▶ [Problem]: Copy out all of the data exactly as it appears.

━━━━

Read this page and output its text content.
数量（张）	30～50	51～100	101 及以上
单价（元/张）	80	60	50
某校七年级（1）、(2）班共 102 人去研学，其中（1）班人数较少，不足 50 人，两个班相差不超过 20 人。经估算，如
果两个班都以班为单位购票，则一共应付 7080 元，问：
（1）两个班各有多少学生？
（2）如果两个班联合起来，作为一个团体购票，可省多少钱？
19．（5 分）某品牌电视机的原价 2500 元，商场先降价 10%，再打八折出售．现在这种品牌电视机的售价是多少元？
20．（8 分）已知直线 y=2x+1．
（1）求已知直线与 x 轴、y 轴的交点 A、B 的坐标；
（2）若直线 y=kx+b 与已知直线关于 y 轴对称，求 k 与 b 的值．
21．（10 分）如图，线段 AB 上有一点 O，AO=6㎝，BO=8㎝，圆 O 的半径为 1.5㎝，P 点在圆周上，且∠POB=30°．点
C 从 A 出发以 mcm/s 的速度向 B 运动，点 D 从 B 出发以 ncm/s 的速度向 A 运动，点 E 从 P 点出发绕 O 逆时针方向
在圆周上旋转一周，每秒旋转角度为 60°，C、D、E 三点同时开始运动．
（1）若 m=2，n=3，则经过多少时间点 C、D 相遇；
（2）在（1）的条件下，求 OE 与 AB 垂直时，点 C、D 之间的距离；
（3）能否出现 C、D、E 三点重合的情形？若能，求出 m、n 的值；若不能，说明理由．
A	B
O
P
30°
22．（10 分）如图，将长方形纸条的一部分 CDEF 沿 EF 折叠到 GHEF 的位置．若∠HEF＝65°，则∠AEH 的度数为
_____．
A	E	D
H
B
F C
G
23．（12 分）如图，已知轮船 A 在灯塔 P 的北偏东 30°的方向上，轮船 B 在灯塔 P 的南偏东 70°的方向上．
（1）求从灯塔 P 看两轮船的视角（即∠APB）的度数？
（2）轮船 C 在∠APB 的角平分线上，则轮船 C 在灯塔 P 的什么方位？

━━━━

▶ [The output]:
Read this page and output its text content.
数量（张）	30～50	51～100	101 及以上
单价（元/张）	80	60	50
某校七年级（1）、(2）班共 102 人去研学，其中（1）班人数较少，不足 50 人，两个班相差不超过 20 人。经估算，如
果两个班都以班为单位购票，则一共应付 7080 元，问：
（1）两个班各有多少学生？
（2）如果两个班联合起来，作为一个团体购票，可省多少钱？
19．（5 分）某品牌电视机的原价 2500 元，商场先降价 10%，再打八折出售．现在这种品牌电视机的售价是多少元？
20．（8 分）已知直线 y=2x+1．
（1）求已知直线与 x 轴、y 轴的交点 A、B 的坐标；
（2）若直线 y=kx+b 与已知直线关于 y 轴对称，求 k 与 b 的值．
21．（10 分）如图，线段 AB 上有一点 O，AO=6㎝，BO=8㎝，圆 O 的半径为 1.5㎝，P 点在圆周上，且∠POB=30°．点
C 从 A 出发以 mcm/s 的速度向 B 运动，点 D 从 B 出发以 ncm/s 的速度向 A 运动，点 E 从 P 点出发绕 O 逆时针方向
在圆周上旋转一周，每秒旋转角度为 60°，C、D、E 三点同时开始运动．
（1）若 m=2，n=3，则经过多少时间点 C、D 相遇；
（2）在（1）的条件下，求 OE 与 AB 垂直时，点 C、D 之间的距离；
（3）能否出现 C、D、E 三点重合的情形？若能，求出 m、n 的值；若不能，说明理由．
A	B
O
P
30°
22．（10 分）如图，将长方形纸条的一部分 CDEF 沿 EF 折叠到 GHEF 的位置．若∠HEF＝65°，则∠AEH 的度数为
_____．
A	E	D
H
B
F C
G
23．（12 分）如图，已知轮船 A 在灯塔 P 的北偏东 30°的方向上，轮船 B 在灯塔 P 的南偏东 70°的方向上．
（1）求从灯塔 P 看两轮船的视角（即∠APB）的度数？
（2）轮船 C 在∠APB 的角平分线上，则轮船 C 在灯塔 P 的什么方位？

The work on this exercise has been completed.